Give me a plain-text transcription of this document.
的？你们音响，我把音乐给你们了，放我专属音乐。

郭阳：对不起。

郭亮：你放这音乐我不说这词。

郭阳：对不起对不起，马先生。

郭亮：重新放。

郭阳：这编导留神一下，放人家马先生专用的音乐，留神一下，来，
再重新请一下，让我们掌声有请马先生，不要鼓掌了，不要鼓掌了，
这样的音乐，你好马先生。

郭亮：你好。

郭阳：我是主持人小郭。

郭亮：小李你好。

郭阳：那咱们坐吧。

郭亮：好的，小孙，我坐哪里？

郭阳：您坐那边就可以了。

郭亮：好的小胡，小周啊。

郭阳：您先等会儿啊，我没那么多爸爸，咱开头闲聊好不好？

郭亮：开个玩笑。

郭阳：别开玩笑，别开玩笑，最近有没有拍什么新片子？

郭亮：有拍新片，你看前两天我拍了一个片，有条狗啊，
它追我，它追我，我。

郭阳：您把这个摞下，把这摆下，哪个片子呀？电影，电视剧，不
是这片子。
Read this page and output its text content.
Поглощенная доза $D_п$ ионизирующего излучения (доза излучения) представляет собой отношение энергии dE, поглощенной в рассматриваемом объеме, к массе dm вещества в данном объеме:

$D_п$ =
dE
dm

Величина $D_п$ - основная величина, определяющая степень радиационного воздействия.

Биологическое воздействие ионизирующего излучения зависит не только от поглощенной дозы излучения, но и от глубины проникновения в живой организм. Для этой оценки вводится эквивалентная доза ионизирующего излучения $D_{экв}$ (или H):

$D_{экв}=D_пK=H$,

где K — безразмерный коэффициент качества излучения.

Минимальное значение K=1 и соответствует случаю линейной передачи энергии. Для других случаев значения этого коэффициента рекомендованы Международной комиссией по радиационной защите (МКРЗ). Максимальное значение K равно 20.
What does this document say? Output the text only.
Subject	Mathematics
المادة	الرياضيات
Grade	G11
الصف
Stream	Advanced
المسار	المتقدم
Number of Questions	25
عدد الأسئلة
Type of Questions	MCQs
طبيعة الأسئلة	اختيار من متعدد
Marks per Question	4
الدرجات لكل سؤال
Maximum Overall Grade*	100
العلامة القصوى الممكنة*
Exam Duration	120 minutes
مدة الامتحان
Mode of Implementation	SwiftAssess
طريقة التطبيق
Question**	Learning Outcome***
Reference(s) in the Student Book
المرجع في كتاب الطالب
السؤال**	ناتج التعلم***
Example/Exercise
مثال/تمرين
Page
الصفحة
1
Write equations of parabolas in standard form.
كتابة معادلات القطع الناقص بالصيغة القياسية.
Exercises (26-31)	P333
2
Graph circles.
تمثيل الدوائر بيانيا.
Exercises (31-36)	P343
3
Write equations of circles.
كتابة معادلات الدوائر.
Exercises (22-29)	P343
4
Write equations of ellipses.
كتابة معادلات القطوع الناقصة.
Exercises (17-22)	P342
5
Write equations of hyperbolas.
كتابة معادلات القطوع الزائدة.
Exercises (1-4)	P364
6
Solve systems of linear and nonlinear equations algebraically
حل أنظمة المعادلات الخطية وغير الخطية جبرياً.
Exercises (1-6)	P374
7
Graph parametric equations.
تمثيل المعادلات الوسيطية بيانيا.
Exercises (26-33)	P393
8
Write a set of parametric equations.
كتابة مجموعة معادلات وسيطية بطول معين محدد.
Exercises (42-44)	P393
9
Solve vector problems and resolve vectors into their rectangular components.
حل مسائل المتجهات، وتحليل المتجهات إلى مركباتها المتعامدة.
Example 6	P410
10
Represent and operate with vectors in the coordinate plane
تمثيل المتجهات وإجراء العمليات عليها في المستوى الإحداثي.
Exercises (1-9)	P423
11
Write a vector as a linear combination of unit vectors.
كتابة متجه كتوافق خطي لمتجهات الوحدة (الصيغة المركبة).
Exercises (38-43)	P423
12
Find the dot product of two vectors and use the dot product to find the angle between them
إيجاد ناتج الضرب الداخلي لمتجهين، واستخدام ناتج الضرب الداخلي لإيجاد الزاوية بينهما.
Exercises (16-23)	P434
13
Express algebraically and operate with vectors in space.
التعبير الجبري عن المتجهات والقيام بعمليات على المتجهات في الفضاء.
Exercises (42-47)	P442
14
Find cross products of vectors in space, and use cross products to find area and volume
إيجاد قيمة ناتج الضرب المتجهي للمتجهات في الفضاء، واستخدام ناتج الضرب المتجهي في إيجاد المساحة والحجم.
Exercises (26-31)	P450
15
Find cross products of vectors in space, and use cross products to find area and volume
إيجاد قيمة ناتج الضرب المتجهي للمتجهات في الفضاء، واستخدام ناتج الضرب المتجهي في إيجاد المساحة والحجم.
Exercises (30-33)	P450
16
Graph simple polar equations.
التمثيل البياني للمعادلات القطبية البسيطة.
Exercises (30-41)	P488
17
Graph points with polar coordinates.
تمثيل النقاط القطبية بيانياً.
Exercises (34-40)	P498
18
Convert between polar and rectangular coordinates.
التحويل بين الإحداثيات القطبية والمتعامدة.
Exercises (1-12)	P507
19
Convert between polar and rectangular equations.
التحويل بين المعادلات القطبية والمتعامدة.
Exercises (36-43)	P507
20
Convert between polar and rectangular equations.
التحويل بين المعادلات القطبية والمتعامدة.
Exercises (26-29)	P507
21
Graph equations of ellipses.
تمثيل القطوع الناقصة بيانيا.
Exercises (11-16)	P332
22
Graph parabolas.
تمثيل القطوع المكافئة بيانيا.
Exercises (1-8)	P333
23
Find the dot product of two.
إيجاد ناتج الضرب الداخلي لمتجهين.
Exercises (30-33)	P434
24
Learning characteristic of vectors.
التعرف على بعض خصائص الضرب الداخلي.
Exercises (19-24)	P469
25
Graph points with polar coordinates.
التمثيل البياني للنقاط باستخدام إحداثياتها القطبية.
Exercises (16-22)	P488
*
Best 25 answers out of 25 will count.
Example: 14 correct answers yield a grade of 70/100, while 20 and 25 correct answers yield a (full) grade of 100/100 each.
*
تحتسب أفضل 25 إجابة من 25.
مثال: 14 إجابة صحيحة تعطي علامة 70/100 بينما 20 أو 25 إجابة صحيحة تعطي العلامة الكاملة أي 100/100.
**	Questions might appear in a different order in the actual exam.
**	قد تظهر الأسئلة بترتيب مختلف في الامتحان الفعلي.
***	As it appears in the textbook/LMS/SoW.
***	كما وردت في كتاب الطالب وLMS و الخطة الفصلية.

### TASK DESCRIPTION:
Print the complete listing again, exactly as it stands.

### RESULT OF THIS TASK:
Give me a plain-text transcription of this document.
的？你们音响，我把音乐给你们了，放我专属音乐。

郭阳：对不起。

郭亮：你放这音乐我不说这词。

郭阳：对不起对不起，马先生。

郭亮：重新放。

郭阳：这编导留神一下，放人家马先生专用的音乐，留神一下，来，
再重新请一下，让我们掌声有请马先生，不要鼓掌了，不要鼓掌了，
这样的音乐，你好马先生。

郭亮：你好。

郭阳：我是主持人小郭。

郭亮：小李你好。

郭阳：那咱们坐吧。

郭亮：好的，小孙，我坐哪里？

郭阳：您坐那边就可以了。

郭亮：好的小胡，小周啊。

郭阳：您先等会儿啊，我没那么多爸爸，咱开头闲聊好不好？

郭亮：开个玩笑。

郭阳：别开玩笑，别开玩笑，最近有没有拍什么新片子？

郭亮：有拍新片，你看前两天我拍了一个片，有条狗啊，
它追我，它追我，我。

郭阳：您把这个摞下，把这摆下，哪个片子呀？电影，电视剧，不
是这片子。
Read this page and output its text content.
Поглощенная доза $D_п$ ионизирующего излучения (доза излучения) представляет собой отношение энергии dE, поглощенной в рассматриваемом объеме, к массе dm вещества в данном объеме:

$D_п$ =
dE
dm

Величина $D_п$ - основная величина, определяющая степень радиационного воздействия.

Биологическое воздействие ионизирующего излучения зависит не только от поглощенной дозы излучения, но и от глубины проникновения в живой организм. Для этой оценки вводится эквивалентная доза ионизирующего излучения $D_{экв}$ (или H):

$D_{экв}=D_пK=H$,

где K — безразмерный коэффициент качества излучения.

Минимальное значение K=1 и соответствует случаю линейной передачи энергии. Для других случаев значения этого коэффициента рекомендованы Международной комиссией по радиационной защите (МКРЗ). Максимальное значение K равно 20.
What does this document say? Output the text only.
Subject	Mathematics
المادة	الرياضيات
Grade	G11
الصف
Stream	Advanced
المسار	المتقدم
Number of Questions	25
عدد الأسئلة
Type of Questions	MCQs
طبيعة الأسئلة	اختيار من متعدد
Marks per Question	4
الدرجات لكل سؤال
Maximum Overall Grade*	100
العلامة القصوى الممكنة*
Exam Duration	120 minutes
مدة الامتحان
Mode of Implementation	SwiftAssess
طريقة التطبيق
Question**	Learning Outcome***
Reference(s) in the Student Book
المرجع في كتاب الطالب
السؤال**	ناتج التعلم***
Example/Exercise
مثال/تمرين
Page
الصفحة
1
Write equations of parabolas in standard form.
كتابة معادلات القطع الناقص بالصيغة القياسية.
Exercises (26-31)	P333
2
Graph circles.
تمثيل الدوائر بيانيا.
Exercises (31-36)	P343
3
Write equations of circles.
كتابة معادلات الدوائر.
Exercises (22-29)	P343
4
Write equations of ellipses.
كتابة معادلات القطوع الناقصة.
Exercises (17-22)	P342
5
Write equations of hyperbolas.
كتابة معادلات القطوع الزائدة.
Exercises (1-4)	P364
6
Solve systems of linear and nonlinear equations algebraically
حل أنظمة المعادلات الخطية وغير الخطية جبرياً.
Exercises (1-6)	P374
7
Graph parametric equations.
تمثيل المعادلات الوسيطية بيانيا.
Exercises (26-33)	P393
8
Write a set of parametric equations.
كتابة مجموعة معادلات وسيطية بطول معين محدد.
Exercises (42-44)	P393
9
Solve vector problems and resolve vectors into their rectangular components.
حل مسائل المتجهات، وتحليل المتجهات إلى مركباتها المتعامدة.
Example 6	P410
10
Represent and operate with vectors in the coordinate plane
تمثيل المتجهات وإجراء العمليات عليها في المستوى الإحداثي.
Exercises (1-9)	P423
11
Write a vector as a linear combination of unit vectors.
كتابة متجه كتوافق خطي لمتجهات الوحدة (الصيغة المركبة).
Exercises (38-43)	P423
12
Find the dot product of two vectors and use the dot product to find the angle between them
إيجاد ناتج الضرب الداخلي لمتجهين، واستخدام ناتج الضرب الداخلي لإيجاد الزاوية بينهما.
Exercises (16-23)	P434
13
Express algebraically and operate with vectors in space.
التعبير الجبري عن المتجهات والقيام بعمليات على المتجهات في الفضاء.
Exercises (42-47)	P442
14
Find cross products of vectors in space, and use cross products to find area and volume
إيجاد قيمة ناتج الضرب المتجهي للمتجهات في الفضاء، واستخدام ناتج الضرب المتجهي في إيجاد المساحة والحجم.
Exercises (26-31)	P450
15
Find cross products of vectors in space, and use cross products to find area and volume
إيجاد قيمة ناتج الضرب المتجهي للمتجهات في الفضاء، واستخدام ناتج الضرب المتجهي في إيجاد المساحة والحجم.
Exercises (30-33)	P450
16
Graph simple polar equations.
التمثيل البياني للمعادلات القطبية البسيطة.
Exercises (30-41)	P488
17
Graph points with polar coordinates.
تمثيل النقاط القطبية بيانياً.
Exercises (34-40)	P498
18
Convert between polar and rectangular coordinates.
التحويل بين الإحداثيات القطبية والمتعامدة.
Exercises (1-12)	P507
19
Convert between polar and rectangular equations.
التحويل بين المعادلات القطبية والمتعامدة.
Exercises (36-43)	P507
20
Convert between polar and rectangular equations.
التحويل بين المعادلات القطبية والمتعامدة.
Exercises (26-29)	P507
21
Graph equations of ellipses.
تمثيل القطوع الناقصة بيانيا.
Exercises (11-16)	P332
22
Graph parabolas.
تمثيل القطوع المكافئة بيانيا.
Exercises (1-8)	P333
23
Find the dot product of two.
إيجاد ناتج الضرب الداخلي لمتجهين.
Exercises (30-33)	P434
24
Learning characteristic of vectors.
التعرف على بعض خصائص الضرب الداخلي.
Exercises (19-24)	P469
25
Graph points with polar coordinates.
التمثيل البياني للنقاط باستخدام إحداثياتها القطبية.
Exercises (16-22)	P488
*
Best 25 answers out of 25 will count.
Example: 14 correct answers yield a grade of 70/100, while 20 and 25 correct answers yield a (full) grade of 100/100 each.
*
تحتسب أفضل 25 إجابة من 25.
مثال: 14 إجابة صحيحة تعطي علامة 70/100 بينما 20 أو 25 إجابة صحيحة تعطي العلامة الكاملة أي 100/100.
**	Questions might appear in a different order in the actual exam.
**	قد تظهر الأسئلة بترتيب مختلف في الامتحان الفعلي.
***	As it appears in the textbook/LMS/SoW.
***	كما وردت في كتاب الطالب وLMS و الخطة الفصلية.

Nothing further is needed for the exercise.